**YOUR GOAL:**
Quote every line of the material beneath this one.

• • • • • • •

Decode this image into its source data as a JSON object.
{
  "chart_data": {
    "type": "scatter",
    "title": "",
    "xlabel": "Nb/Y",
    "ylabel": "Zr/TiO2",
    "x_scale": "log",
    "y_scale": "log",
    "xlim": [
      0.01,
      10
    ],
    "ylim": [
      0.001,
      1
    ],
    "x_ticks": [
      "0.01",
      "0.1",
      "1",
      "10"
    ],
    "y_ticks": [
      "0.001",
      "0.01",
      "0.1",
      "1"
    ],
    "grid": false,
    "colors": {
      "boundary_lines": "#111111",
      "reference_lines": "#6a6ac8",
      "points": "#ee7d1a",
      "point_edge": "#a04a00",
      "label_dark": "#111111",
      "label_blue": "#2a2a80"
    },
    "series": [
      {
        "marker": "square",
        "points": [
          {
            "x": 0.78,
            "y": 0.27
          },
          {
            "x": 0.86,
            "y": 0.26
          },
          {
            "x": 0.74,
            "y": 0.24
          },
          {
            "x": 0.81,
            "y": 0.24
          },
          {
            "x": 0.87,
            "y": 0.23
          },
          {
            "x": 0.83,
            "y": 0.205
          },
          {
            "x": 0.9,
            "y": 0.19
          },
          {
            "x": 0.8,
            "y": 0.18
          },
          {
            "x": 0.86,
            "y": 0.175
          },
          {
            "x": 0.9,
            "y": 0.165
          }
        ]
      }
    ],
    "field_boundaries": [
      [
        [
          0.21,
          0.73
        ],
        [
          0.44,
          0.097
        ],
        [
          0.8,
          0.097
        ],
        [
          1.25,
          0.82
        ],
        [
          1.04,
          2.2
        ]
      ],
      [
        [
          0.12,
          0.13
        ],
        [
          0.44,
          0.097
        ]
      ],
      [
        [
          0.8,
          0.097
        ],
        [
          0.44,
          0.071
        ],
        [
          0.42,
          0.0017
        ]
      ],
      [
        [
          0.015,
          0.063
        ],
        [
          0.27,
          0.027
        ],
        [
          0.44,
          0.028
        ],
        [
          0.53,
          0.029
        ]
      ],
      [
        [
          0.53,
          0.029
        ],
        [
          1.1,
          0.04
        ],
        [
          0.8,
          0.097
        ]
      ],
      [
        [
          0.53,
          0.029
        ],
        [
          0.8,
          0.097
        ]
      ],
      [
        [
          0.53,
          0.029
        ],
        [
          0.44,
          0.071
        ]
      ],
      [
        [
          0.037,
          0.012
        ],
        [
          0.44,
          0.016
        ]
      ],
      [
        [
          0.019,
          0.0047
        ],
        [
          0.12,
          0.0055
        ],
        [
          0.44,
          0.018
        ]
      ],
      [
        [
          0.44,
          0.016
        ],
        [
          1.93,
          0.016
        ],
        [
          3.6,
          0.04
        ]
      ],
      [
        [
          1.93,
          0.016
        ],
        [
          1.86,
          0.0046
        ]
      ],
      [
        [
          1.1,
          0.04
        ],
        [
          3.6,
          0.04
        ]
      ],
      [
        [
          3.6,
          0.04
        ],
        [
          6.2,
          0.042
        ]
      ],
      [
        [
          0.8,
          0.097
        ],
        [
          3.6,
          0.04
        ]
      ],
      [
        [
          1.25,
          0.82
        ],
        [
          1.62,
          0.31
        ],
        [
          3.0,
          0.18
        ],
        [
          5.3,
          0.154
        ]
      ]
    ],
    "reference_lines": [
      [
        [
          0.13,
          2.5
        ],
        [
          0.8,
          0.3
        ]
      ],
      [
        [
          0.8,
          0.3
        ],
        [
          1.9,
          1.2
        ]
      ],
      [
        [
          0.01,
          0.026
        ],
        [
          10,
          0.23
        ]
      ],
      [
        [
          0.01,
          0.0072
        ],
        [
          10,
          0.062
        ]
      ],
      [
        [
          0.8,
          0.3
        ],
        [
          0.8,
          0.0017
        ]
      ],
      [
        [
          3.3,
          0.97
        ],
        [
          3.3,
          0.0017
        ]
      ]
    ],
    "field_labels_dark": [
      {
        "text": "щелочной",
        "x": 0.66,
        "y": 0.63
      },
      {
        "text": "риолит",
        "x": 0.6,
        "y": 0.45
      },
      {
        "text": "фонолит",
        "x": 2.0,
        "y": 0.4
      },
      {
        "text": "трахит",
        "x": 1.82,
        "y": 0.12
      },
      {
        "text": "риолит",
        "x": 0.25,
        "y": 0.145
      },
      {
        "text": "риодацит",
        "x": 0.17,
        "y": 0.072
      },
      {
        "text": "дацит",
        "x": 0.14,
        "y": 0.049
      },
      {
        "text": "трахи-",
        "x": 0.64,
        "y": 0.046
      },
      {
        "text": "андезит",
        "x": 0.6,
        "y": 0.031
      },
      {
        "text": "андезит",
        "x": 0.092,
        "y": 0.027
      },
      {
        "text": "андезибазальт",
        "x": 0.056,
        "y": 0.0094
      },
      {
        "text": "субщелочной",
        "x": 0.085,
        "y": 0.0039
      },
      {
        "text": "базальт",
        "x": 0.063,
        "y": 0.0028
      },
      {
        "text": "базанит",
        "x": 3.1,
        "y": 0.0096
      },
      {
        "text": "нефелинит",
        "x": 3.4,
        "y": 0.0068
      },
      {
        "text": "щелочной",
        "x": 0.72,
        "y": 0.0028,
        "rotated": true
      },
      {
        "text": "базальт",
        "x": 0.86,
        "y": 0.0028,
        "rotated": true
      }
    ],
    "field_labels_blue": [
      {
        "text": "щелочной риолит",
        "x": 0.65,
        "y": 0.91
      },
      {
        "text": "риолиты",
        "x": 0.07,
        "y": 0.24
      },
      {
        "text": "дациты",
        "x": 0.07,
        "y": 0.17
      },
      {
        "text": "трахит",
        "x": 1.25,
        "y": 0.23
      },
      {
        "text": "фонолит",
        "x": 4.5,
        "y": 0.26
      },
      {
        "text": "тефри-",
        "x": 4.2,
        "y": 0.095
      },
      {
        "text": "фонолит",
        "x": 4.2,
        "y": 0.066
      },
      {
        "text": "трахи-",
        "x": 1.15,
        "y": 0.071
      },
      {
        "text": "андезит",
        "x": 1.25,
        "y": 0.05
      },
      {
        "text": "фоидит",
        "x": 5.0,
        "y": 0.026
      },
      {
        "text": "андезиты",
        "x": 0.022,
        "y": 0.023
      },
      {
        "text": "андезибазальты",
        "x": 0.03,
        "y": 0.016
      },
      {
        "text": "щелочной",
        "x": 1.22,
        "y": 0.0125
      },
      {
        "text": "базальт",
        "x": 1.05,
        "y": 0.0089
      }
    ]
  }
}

• • • • • • •

**EXERCISE ANSWER:**
Decode this image into its source data as a JSON object.
{
  "chart_data": {
    "type": "scatter",
    "title": "",
    "xlabel": "Nb/Y",
    "ylabel": "Zr/TiO2",
    "x_scale": "log",
    "y_scale": "log",
    "xlim": [
      0.01,
      10
    ],
    "ylim": [
      0.001,
      1
    ],
    "x_ticks": [
      "0.01",
      "0.1",
      "1",
      "10"
    ],
    "y_ticks": [
      "0.001",
      "0.01",
      "0.1",
      "1"
    ],
    "grid": false,
    "colors": {
      "boundary_lines": "#111111",
      "reference_lines": "#6a6ac8",
      "points": "#ee7d1a",
      "point_edge": "#a04a00",
      "label_dark": "#111111",
      "label_blue": "#2a2a80"
    },
    "series": [
      {
        "marker": "square",
        "points": [
          {
            "x": 0.78,
            "y": 0.27
          },
          {
            "x": 0.86,
            "y": 0.26
          },
          {
            "x": 0.74,
            "y": 0.24
          },
          {
            "x": 0.81,
            "y": 0.24
          },
          {
            "x": 0.87,
            "y": 0.23
          },
          {
            "x": 0.83,
            "y": 0.205
          },
          {
            "x": 0.9,
            "y": 0.19
          },
          {
            "x": 0.8,
            "y": 0.18
          },
          {
            "x": 0.86,
            "y": 0.175
          },
          {
            "x": 0.9,
            "y": 0.165
          }
        ]
      }
    ],
    "field_boundaries": [
      [
        [
          0.21,
          0.73
        ],
        [
          0.44,
          0.097
        ],
        [
          0.8,
          0.097
        ],
        [
          1.25,
          0.82
        ],
        [
          1.04,
          2.2
        ]
      ],
      [
        [
          0.12,
          0.13
        ],
        [
          0.44,
          0.097
        ]
      ],
      [
        [
          0.8,
          0.097
        ],
        [
          0.44,
          0.071
        ],
        [
          0.42,
          0.0017
        ]
      ],
      [
        [
          0.015,
          0.063
        ],
        [
          0.27,
          0.027
        ],
        [
          0.44,
          0.028
        ],
        [
          0.53,
          0.029
        ]
      ],
      [
        [
          0.53,
          0.029
        ],
        [
          1.1,
          0.04
        ],
        [
          0.8,
          0.097
        ]
      ],
      [
        [
          0.53,
          0.029
        ],
        [
          0.8,
          0.097
        ]
      ],
      [
        [
          0.53,
          0.029
        ],
        [
          0.44,
          0.071
        ]
      ],
      [
        [
          0.037,
          0.012
        ],
        [
          0.44,
          0.016
        ]
      ],
      [
        [
          0.019,
          0.0047
        ],
        [
          0.12,
          0.0055
        ],
        [
          0.44,
          0.018
        ]
      ],
      [
        [
          0.44,
          0.016
        ],
        [
          1.93,
          0.016
        ],
        [
          3.6,
          0.04
        ]
      ],
      [
        [
          1.93,
          0.016
        ],
        [
          1.86,
          0.0046
        ]
      ],
      [
        [
          1.1,
          0.04
        ],
        [
          3.6,
          0.04
        ]
      ],
      [
        [
          3.6,
          0.04
        ],
        [
          6.2,
          0.042
        ]
      ],
      [
        [
          0.8,
          0.097
        ],
        [
          3.6,
          0.04
        ]
      ],
      [
        [
          1.25,
          0.82
        ],
        [
          1.62,
          0.31
        ],
        [
          3.0,
          0.18
        ],
        [
          5.3,
          0.154
        ]
      ]
    ],
    "reference_lines": [
      [
        [
          0.13,
          2.5
        ],
        [
          0.8,
          0.3
        ]
      ],
      [
        [
          0.8,
          0.3
        ],
        [
          1.9,
          1.2
        ]
      ],
      [
        [
          0.01,
          0.026
        ],
        [
          10,
          0.23
        ]
      ],
      [
        [
          0.01,
          0.0072
        ],
        [
          10,
          0.062
        ]
      ],
      [
        [
          0.8,
          0.3
        ],
        [
          0.8,
          0.0017
        ]
      ],
      [
        [
          3.3,
          0.97
        ],
        [
          3.3,
          0.0017
        ]
      ]
    ],
    "field_labels_dark": [
      {
        "text": "щелочной",
        "x": 0.66,
        "y": 0.63
      },
      {
        "text": "риолит",
        "x": 0.6,
        "y": 0.45
      },
      {
        "text": "фонолит",
        "x": 2.0,
        "y": 0.4
      },
      {
        "text": "трахит",
        "x": 1.82,
        "y": 0.12
      },
      {
        "text": "риолит",
        "x": 0.25,
        "y": 0.145
      },
      {
        "text": "риодацит",
        "x": 0.17,
        "y": 0.072
      },
      {
        "text": "дацит",
        "x": 0.14,
        "y": 0.049
      },
      {
        "text": "трахи-",
        "x": 0.64,
        "y": 0.046
      },
      {
        "text": "андезит",
        "x": 0.6,
        "y": 0.031
      },
      {
        "text": "андезит",
        "x": 0.092,
        "y": 0.027
      },
      {
        "text": "андезибазальт",
        "x": 0.056,
        "y": 0.0094
      },
      {
        "text": "субщелочной",
        "x": 0.085,
        "y": 0.0039
      },
      {
        "text": "базальт",
        "x": 0.063,
        "y": 0.0028
      },
      {
        "text": "базанит",
        "x": 3.1,
        "y": 0.0096
      },
      {
        "text": "нефелинит",
        "x": 3.4,
        "y": 0.0068
      },
      {
        "text": "щелочной",
        "x": 0.72,
        "y": 0.0028,
        "rotated": true
      },
      {
        "text": "базальт",
        "x": 0.86,
        "y": 0.0028,
        "rotated": true
      }
    ],
    "field_labels_blue": [
      {
        "text": "щелочной риолит",
        "x": 0.65,
        "y": 0.91
      },
      {
        "text": "риолиты",
        "x": 0.07,
        "y": 0.24
      },
      {
        "text": "дациты",
        "x": 0.07,
        "y": 0.17
      },
      {
        "text": "трахит",
        "x": 1.25,
        "y": 0.23
      },
      {
        "text": "фонолит",
        "x": 4.5,
        "y": 0.26
      },
      {
        "text": "тефри-",
        "x": 4.2,
        "y": 0.095
      },
      {
        "text": "фонолит",
        "x": 4.2,
        "y": 0.066
      },
      {
        "text": "трахи-",
        "x": 1.15,
        "y": 0.071
      },
      {
        "text": "андезит",
        "x": 1.25,
        "y": 0.05
      },
      {
        "text": "фоидит",
        "x": 5.0,
        "y": 0.026
      },
      {
        "text": "андезиты",
        "x": 0.022,
        "y": 0.023
      },
      {
        "text": "андезибазальты",
        "x": 0.03,
        "y": 0.016
      },
      {
        "text": "щелочной",
        "x": 1.22,
        "y": 0.0125
      },
      {
        "text": "базальт",
        "x": 1.05,
        "y": 0.0089
      }
    ]
  }
}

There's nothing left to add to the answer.